Your task — Write out each entry again. Keep every word exactly as it is.

Data supplied —
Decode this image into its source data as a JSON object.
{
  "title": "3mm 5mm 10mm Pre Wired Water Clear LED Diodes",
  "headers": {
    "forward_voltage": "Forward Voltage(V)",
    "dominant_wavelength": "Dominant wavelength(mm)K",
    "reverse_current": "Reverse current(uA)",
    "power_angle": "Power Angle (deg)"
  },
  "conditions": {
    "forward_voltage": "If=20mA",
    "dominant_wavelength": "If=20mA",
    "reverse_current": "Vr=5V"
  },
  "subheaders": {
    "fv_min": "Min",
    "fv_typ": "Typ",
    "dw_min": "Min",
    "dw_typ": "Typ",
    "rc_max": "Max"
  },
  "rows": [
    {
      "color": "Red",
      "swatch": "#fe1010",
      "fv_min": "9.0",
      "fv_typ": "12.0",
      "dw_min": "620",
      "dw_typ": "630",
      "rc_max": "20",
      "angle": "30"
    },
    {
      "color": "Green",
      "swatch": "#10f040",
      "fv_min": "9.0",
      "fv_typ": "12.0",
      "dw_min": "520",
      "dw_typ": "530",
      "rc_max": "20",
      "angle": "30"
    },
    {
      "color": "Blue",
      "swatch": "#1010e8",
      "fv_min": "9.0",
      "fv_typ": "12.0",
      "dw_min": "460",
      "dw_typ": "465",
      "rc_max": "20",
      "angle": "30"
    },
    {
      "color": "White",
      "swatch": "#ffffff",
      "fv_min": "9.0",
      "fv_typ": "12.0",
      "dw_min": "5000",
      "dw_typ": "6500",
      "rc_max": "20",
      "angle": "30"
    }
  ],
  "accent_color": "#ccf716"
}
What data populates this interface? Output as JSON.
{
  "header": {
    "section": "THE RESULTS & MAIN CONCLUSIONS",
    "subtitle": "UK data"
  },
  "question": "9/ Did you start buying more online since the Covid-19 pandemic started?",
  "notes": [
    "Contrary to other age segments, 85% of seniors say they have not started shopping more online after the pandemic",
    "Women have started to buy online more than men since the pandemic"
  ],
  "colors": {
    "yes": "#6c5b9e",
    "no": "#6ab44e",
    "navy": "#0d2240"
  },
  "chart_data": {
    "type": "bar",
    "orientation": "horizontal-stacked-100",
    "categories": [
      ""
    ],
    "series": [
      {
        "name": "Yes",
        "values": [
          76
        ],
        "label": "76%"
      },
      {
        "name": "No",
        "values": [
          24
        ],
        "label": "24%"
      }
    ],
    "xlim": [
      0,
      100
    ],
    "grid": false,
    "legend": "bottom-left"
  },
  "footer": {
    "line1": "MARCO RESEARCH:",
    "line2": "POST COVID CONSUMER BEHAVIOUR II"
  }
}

Finished answer —
Decode this image into its source data as a JSON object.
{
  "title": "3mm 5mm 10mm Pre Wired Water Clear LED Diodes",
  "headers": {
    "forward_voltage": "Forward Voltage(V)",
    "dominant_wavelength": "Dominant wavelength(mm)K",
    "reverse_current": "Reverse current(uA)",
    "power_angle": "Power Angle (deg)"
  },
  "conditions": {
    "forward_voltage": "If=20mA",
    "dominant_wavelength": "If=20mA",
    "reverse_current": "Vr=5V"
  },
  "subheaders": {
    "fv_min": "Min",
    "fv_typ": "Typ",
    "dw_min": "Min",
    "dw_typ": "Typ",
    "rc_max": "Max"
  },
  "rows": [
    {
      "color": "Red",
      "swatch": "#fe1010",
      "fv_min": "9.0",
      "fv_typ": "12.0",
      "dw_min": "620",
      "dw_typ": "630",
      "rc_max": "20",
      "angle": "30"
    },
    {
      "color": "Green",
      "swatch": "#10f040",
      "fv_min": "9.0",
      "fv_typ": "12.0",
      "dw_min": "520",
      "dw_typ": "530",
      "rc_max": "20",
      "angle": "30"
    },
    {
      "color": "Blue",
      "swatch": "#1010e8",
      "fv_min": "9.0",
      "fv_typ": "12.0",
      "dw_min": "460",
      "dw_typ": "465",
      "rc_max": "20",
      "angle": "30"
    },
    {
      "color": "White",
      "swatch": "#ffffff",
      "fv_min": "9.0",
      "fv_typ": "12.0",
      "dw_min": "5000",
      "dw_typ": "6500",
      "rc_max": "20",
      "angle": "30"
    }
  ],
  "accent_color": "#ccf716"
}
What data populates this interface? Output as JSON.
{
  "header": {
    "section": "THE RESULTS & MAIN CONCLUSIONS",
    "subtitle": "UK data"
  },
  "question": "9/ Did you start buying more online since the Covid-19 pandemic started?",
  "notes": [
    "Contrary to other age segments, 85% of seniors say they have not started shopping more online after the pandemic",
    "Women have started to buy online more than men since the pandemic"
  ],
  "colors": {
    "yes": "#6c5b9e",
    "no": "#6ab44e",
    "navy": "#0d2240"
  },
  "chart_data": {
    "type": "bar",
    "orientation": "horizontal-stacked-100",
    "categories": [
      ""
    ],
    "series": [
      {
        "name": "Yes",
        "values": [
          76
        ],
        "label": "76%"
      },
      {
        "name": "No",
        "values": [
          24
        ],
        "label": "24%"
      }
    ],
    "xlim": [
      0,
      100
    ],
    "grid": false,
    "legend": "bottom-left"
  },
  "footer": {
    "line1": "MARCO RESEARCH:",
    "line2": "POST COVID CONSUMER BEHAVIOUR II"
  }
}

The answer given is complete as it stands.